(Dataset excerpt)

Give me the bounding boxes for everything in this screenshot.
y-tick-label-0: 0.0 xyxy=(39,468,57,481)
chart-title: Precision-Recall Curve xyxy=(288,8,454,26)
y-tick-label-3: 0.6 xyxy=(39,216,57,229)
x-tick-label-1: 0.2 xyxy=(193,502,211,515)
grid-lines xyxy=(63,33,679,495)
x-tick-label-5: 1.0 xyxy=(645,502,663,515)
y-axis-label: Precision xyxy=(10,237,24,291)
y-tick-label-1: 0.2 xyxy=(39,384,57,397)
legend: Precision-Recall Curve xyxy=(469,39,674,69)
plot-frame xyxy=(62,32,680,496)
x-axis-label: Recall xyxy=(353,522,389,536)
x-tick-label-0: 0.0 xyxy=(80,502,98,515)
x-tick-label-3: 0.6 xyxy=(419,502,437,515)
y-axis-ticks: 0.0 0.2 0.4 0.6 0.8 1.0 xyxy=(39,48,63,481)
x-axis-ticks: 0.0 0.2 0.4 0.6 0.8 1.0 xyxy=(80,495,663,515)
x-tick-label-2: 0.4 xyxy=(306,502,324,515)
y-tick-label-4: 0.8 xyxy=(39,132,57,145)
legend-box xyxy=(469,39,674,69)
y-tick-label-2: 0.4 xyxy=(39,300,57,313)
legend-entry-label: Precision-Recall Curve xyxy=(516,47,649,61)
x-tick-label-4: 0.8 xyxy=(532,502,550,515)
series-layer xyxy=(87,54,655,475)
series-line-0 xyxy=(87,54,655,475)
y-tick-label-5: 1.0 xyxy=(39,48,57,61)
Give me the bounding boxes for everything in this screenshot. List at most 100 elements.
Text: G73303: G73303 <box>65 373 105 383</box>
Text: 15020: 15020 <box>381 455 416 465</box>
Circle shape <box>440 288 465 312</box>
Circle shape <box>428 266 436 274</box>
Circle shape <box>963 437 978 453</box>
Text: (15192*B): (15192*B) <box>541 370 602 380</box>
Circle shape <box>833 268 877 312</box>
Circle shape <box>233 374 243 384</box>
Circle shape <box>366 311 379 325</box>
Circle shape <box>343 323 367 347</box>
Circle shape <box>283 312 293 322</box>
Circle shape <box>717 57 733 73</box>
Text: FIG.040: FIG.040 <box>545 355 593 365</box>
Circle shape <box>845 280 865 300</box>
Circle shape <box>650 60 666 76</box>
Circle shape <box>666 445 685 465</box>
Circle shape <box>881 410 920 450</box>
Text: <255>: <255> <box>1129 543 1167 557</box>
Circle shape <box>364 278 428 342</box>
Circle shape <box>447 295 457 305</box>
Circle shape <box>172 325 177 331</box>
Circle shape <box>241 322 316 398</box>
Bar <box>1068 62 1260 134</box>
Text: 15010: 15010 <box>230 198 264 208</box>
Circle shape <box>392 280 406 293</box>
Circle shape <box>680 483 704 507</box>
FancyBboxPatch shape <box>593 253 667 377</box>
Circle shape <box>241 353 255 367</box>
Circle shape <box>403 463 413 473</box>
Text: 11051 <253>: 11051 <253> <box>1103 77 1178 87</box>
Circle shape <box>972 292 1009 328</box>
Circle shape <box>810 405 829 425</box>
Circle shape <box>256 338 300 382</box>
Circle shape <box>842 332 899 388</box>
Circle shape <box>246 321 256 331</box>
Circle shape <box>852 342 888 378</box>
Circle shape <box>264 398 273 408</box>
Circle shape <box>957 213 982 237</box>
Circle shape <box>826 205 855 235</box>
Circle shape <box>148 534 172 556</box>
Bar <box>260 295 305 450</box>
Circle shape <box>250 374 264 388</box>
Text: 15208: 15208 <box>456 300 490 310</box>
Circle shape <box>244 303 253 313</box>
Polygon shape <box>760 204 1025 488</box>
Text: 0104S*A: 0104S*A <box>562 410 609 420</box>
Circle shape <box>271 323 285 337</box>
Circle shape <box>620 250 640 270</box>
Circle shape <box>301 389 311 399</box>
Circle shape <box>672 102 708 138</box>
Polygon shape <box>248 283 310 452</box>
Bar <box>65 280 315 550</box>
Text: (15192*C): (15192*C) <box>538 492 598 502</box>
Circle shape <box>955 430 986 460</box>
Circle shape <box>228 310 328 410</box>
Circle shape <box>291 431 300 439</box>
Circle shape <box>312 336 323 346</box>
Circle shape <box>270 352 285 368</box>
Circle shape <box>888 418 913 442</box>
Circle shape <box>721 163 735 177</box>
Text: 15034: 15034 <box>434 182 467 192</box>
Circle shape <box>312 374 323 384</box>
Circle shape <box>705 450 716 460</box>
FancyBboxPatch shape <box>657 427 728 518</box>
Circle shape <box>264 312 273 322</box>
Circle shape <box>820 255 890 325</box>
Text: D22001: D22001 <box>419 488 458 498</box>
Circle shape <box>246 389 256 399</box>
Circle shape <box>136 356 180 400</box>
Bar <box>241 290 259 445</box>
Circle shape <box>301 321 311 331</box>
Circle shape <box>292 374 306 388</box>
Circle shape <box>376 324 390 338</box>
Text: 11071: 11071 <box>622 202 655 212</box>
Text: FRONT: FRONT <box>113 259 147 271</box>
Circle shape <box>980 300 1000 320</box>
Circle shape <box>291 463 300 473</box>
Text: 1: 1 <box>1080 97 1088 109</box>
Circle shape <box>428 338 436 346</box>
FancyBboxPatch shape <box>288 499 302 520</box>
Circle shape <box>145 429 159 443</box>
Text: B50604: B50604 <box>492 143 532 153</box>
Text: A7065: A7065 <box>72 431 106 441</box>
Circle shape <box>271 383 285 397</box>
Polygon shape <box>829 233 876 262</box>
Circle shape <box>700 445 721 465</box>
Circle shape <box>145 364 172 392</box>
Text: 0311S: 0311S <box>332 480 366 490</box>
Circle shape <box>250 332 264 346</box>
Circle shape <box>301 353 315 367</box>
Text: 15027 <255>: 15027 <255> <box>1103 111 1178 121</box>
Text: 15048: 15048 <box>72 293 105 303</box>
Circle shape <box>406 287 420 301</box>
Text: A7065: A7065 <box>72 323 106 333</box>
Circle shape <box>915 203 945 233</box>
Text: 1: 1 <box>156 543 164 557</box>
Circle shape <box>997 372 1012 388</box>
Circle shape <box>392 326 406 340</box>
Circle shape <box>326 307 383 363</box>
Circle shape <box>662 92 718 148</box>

§ **Description of the task**
Output every line of the listing above as a JSON list of strings, one string per line, leaving out blank lines.

§ **Worked solution**
[
  "Give me the bounding boxes for everything in this screenshot.",
  "y-tick-label-0: 0.0 xyxy=(39,468,57,481)",
  "chart-title: Precision-Recall Curve xyxy=(288,8,454,26)",
  "y-tick-label-3: 0.6 xyxy=(39,216,57,229)",
  "x-tick-label-1: 0.2 xyxy=(193,502,211,515)",
  "grid-lines xyxy=(63,33,679,495)",
  "x-tick-label-5: 1.0 xyxy=(645,502,663,515)",
  "y-axis-label: Precision xyxy=(10,237,24,291)",
  "y-tick-label-1: 0.2 xyxy=(39,384,57,397)",
  "legend: Precision-Recall Curve xyxy=(469,39,674,69)",
  "plot-frame xyxy=(62,32,680,496)",
  "x-axis-label: Recall xyxy=(353,522,389,536)",
  "x-tick-label-0: 0.0 xyxy=(80,502,98,515)",
  "x-tick-label-3: 0.6 xyxy=(419,502,437,515)",
  "y-axis-ticks: 0.0 0.2 0.4 0.6 0.8 1.0 xyxy=(39,48,63,481)",
  "x-axis-ticks: 0.0 0.2 0.4 0.6 0.8 1.0 xyxy=(80,495,663,515)",
  "x-tick-label-2: 0.4 xyxy=(306,502,324,515)",
  "y-tick-label-4: 0.8 xyxy=(39,132,57,145)",
  "legend-box xyxy=(469,39,674,69)",
  "y-tick-label-2: 0.4 xyxy=(39,300,57,313)",
  "legend-entry-label: Precision-Recall Curve xyxy=(516,47,649,61)",
  "x-tick-label-4: 0.8 xyxy=(532,502,550,515)",
  "series-layer xyxy=(87,54,655,475)",
  "series-line-0 xyxy=(87,54,655,475)",
  "y-tick-label-5: 1.0 xyxy=(39,48,57,61)",
  "Give me the bounding boxes for everything in this screenshot. List at most 100 elements.",
  "Text: G73303: G73303 <box>65 373 105 383</box>",
  "Text: 15020: 15020 <box>381 455 416 465</box>",
  "Circle shape <box>440 288 465 312</box>",
  "Circle shape <box>428 266 436 274</box>",
  "Circle shape <box>963 437 978 453</box>",
  "Text: (15192*B): (15192*B) <box>541 370 602 380</box>",
  "Circle shape <box>833 268 877 312</box>",
  "Circle shape <box>233 374 243 384</box>",
  "Circle shape <box>366 311 379 325</box>",
  "Circle shape <box>343 323 367 347</box>",
  "Circle shape <box>283 312 293 322</box>",
  "Circle shape <box>717 57 733 73</box>",
  "Text: FIG.040: FIG.040 <box>545 355 593 365</box>",
  "Circle shape <box>845 280 865 300</box>",
  "Circle shape <box>650 60 666 76</box>",
  "Circle shape <box>666 445 685 465</box>",
  "Circle shape <box>881 410 920 450</box>",
  "Text: <255>: <255> <box>1129 543 1167 557</box>",
  "Circle shape <box>364 278 428 342</box>",
  "Circle shape <box>447 295 457 305</box>",
  "Circle shape <box>172 325 177 331</box>",
  "Circle shape <box>241 322 316 398</box>",
  "Bar <box>1068 62 1260 134</box>",
  "Text: 15010: 15010 <box>230 198 264 208</box>",
  "Circle shape <box>392 280 406 293</box>",
  "Circle shape <box>680 483 704 507</box>",
  "FancyBboxPatch shape <box>593 253 667 377</box>",
  "Circle shape <box>241 353 255 367</box>",
  "Circle shape <box>403 463 413 473</box>",
  "Text: 11051 <253>: 11051 <253> <box>1103 77 1178 87</box>",
  "Circle shape <box>972 292 1009 328</box>",
  "Circle shape <box>810 405 829 425</box>",
  "Circle shape <box>256 338 300 382</box>",
  "Circle shape <box>842 332 899 388</box>",
  "Circle shape <box>246 321 256 331</box>",
  "Circle shape <box>852 342 888 378</box>",
  "Circle shape <box>264 398 273 408</box>",
  "Circle shape <box>957 213 982 237</box>",
  "Circle shape <box>826 205 855 235</box>",
  "Circle shape <box>148 534 172 556</box>",
  "Bar <box>260 295 305 450</box>",
  "Circle shape <box>250 374 264 388</box>",
  "Text: 15208: 15208 <box>456 300 490 310</box>",
  "Circle shape <box>244 303 253 313</box>",
  "Polygon shape <box>760 204 1025 488</box>",
  "Text: 0104S*A: 0104S*A <box>562 410 609 420</box>",
  "Circle shape <box>271 323 285 337</box>",
  "Circle shape <box>620 250 640 270</box>",
  "Circle shape <box>301 389 311 399</box>",
  "Circle shape <box>672 102 708 138</box>",
  "Polygon shape <box>248 283 310 452</box>",
  "Bar <box>65 280 315 550</box>",
  "Text: (15192*C): (15192*C) <box>538 492 598 502</box>",
  "Circle shape <box>955 430 986 460</box>",
  "Circle shape <box>228 310 328 410</box>",
  "Circle shape <box>291 431 300 439</box>",
  "Circle shape <box>312 336 323 346</box>",
  "Circle shape <box>270 352 285 368</box>",
  "Circle shape <box>888 418 913 442</box>",
  "Circle shape <box>721 163 735 177</box>",
  "Text: 15034: 15034 <box>434 182 467 192</box>",
  "Circle shape <box>312 374 323 384</box>",
  "Circle shape <box>705 450 716 460</box>",
  "FancyBboxPatch shape <box>657 427 728 518</box>",
  "Circle shape <box>264 312 273 322</box>",
  "Circle shape <box>820 255 890 325</box>",
  "Text: D22001: D22001 <box>419 488 458 498</box>",
  "Circle shape <box>246 389 256 399</box>",
  "Circle shape <box>136 356 180 400</box>",
  "Bar <box>241 290 259 445</box>",
  "Circle shape <box>301 321 311 331</box>",
  "Circle shape <box>292 374 306 388</box>",
  "Circle shape <box>376 324 390 338</box>",
  "Text: 11071: 11071 <box>622 202 655 212</box>",
  "Text: FRONT: FRONT <box>113 259 147 271</box>",
  "Circle shape <box>980 300 1000 320</box>",
  "Circle shape <box>291 463 300 473</box>",
  "Text: 1: 1 <box>1080 97 1088 109</box>",
  "Circle shape <box>428 338 436 346</box>",
  "FancyBboxPatch shape <box>288 499 302 520</box>",
  "Circle shape <box>145 429 159 443</box>",
  "Text: B50604: B50604 <box>492 143 532 153</box>",
  "Text: A7065: A7065 <box>72 431 106 441</box>",
  "Circle shape <box>271 383 285 397</box>",
  "Polygon shape <box>829 233 876 262</box>",
  "Circle shape <box>700 445 721 465</box>",
  "Circle shape <box>145 364 172 392</box>",
  "Text: 0311S: 0311S <box>332 480 366 490</box>",
  "Circle shape <box>250 332 264 346</box>",
  "Circle shape <box>301 353 315 367</box>",
  "Text: 15027 <255>: 15027 <255> <box>1103 111 1178 121</box>",
  "Text: 15048: 15048 <box>72 293 105 303</box>",
  "Circle shape <box>406 287 420 301</box>",
  "Text: A7065: A7065 <box>72 323 106 333</box>",
  "Circle shape <box>915 203 945 233</box>",
  "Text: 1: 1 <box>156 543 164 557</box>",
  "Circle shape <box>997 372 1012 388</box>",
  "Circle shape <box>392 326 406 340</box>",
  "Circle shape <box>326 307 383 363</box>",
  "Circle shape <box>662 92 718 148</box>"
]